• [Work required] Lines that contain the string "this" are to be copied; leave out all others.

• [Supplied material]
____
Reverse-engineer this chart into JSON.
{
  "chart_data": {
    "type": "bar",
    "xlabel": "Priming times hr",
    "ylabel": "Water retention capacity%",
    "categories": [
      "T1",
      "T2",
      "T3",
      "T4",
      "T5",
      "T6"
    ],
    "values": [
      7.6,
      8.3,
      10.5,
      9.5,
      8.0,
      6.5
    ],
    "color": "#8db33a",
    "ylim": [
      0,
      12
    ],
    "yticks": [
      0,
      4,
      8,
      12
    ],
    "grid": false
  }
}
____
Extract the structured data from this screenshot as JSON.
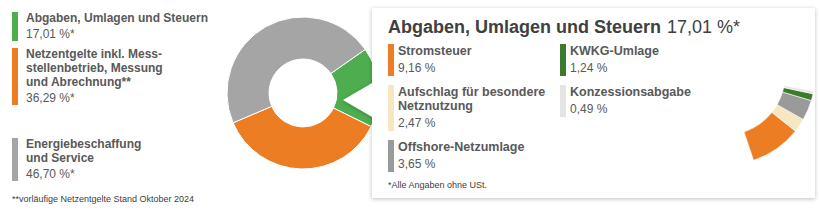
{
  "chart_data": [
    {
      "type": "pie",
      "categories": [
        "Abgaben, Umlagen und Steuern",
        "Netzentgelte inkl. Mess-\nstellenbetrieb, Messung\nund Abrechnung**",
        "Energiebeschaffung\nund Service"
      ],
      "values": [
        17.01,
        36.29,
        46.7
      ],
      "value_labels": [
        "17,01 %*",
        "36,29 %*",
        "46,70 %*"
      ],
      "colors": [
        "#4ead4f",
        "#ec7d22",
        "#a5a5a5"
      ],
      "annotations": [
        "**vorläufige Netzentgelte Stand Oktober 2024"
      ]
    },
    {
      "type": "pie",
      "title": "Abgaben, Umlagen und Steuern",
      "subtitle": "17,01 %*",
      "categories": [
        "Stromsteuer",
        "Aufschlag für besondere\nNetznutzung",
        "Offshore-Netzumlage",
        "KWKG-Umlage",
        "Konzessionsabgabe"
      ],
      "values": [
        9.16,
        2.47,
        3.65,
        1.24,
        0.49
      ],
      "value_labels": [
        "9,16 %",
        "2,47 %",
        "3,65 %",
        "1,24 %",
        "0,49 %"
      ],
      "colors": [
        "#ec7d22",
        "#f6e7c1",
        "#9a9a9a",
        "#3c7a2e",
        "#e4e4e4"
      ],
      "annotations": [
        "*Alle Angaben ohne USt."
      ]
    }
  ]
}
____
• [Answer to the problem]
Reverse-engineer this chart into JSON.
Extract the structured data from this screenshot as JSON.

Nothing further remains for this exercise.